## Start DATA ENTRIES
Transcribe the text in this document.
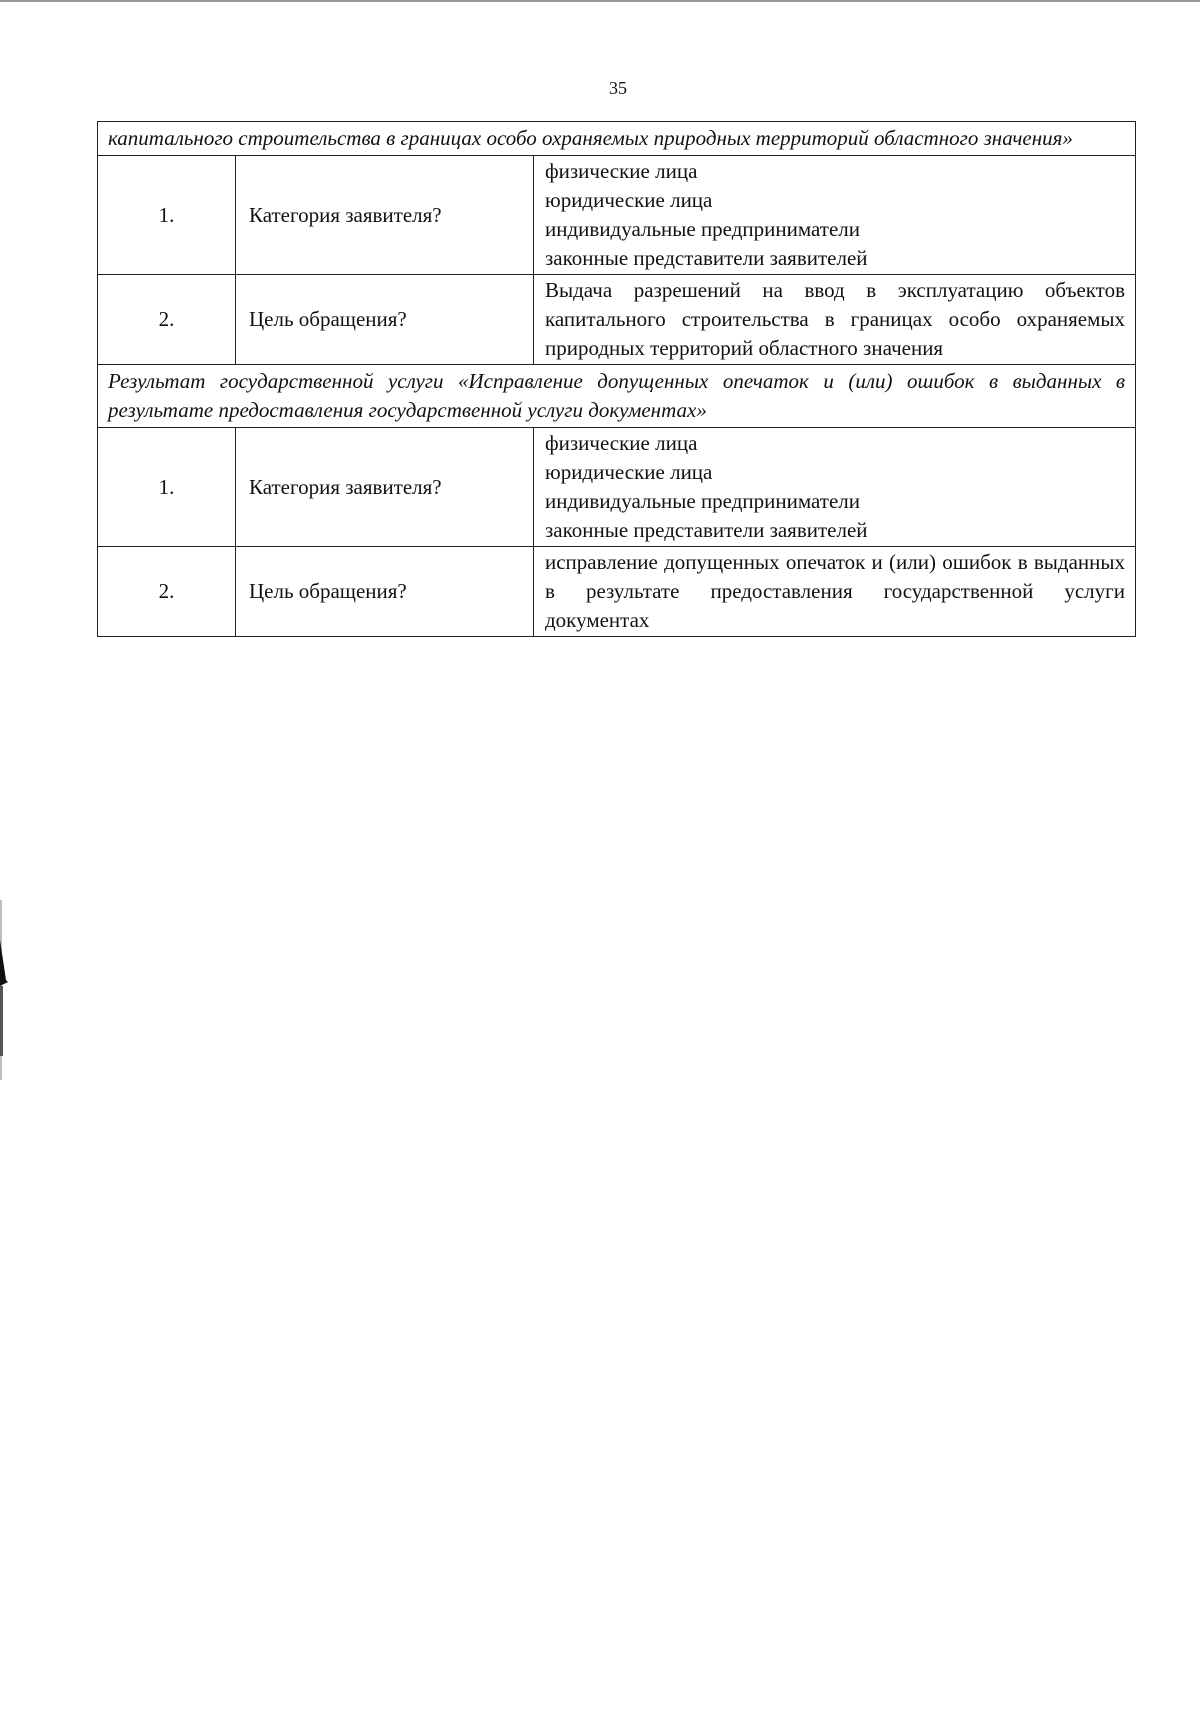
35
капитального строительства в границах особо охраняемых природных территорий областного значения»		
1.	Категория заявителя?	физические лица
юридические лица
индивидуальные предприниматели
законные представители заявителей

2.	Цель обращения?	Выдача разрешений на ввод в эксплуатацию объектов капитального строительства в границах особо охраняемых природных территорий областного значения

Результат государственной услуги «Исправление допущенных опечаток и (или) ошибок в выданных в результате предоставления государственной услуги документах»		
1.	Категория заявителя?	физические лица
юридические лица
индивидуальные предприниматели
законные представители заявителей

2.	Цель обращения?	исправление допущенных опечаток и (или) ошибок в выданных в результате предоставления государственной услуги документах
## End DATA ENTRIES
▸ EXERCISE GOAL
Drop the images and quote the entries word for word.

▸ EXPECTED ANSWER
Transcribe the text in this document.
35
капитального строительства в границах особо охраняемых природных территорий областного значения»		
1.	Категория заявителя?	физические лица
юридические лица
индивидуальные предприниматели
законные представители заявителей

2.	Цель обращения?	Выдача разрешений на ввод в эксплуатацию объектов капитального строительства в границах особо охраняемых природных территорий областного значения

Результат государственной услуги «Исправление допущенных опечаток и (или) ошибок в выданных в результате предоставления государственной услуги документах»		
1.	Категория заявителя?	физические лица
юридические лица
индивидуальные предприниматели
законные представители заявителей

2.	Цель обращения?	исправление допущенных опечаток и (или) ошибок в выданных в результате предоставления государственной услуги документах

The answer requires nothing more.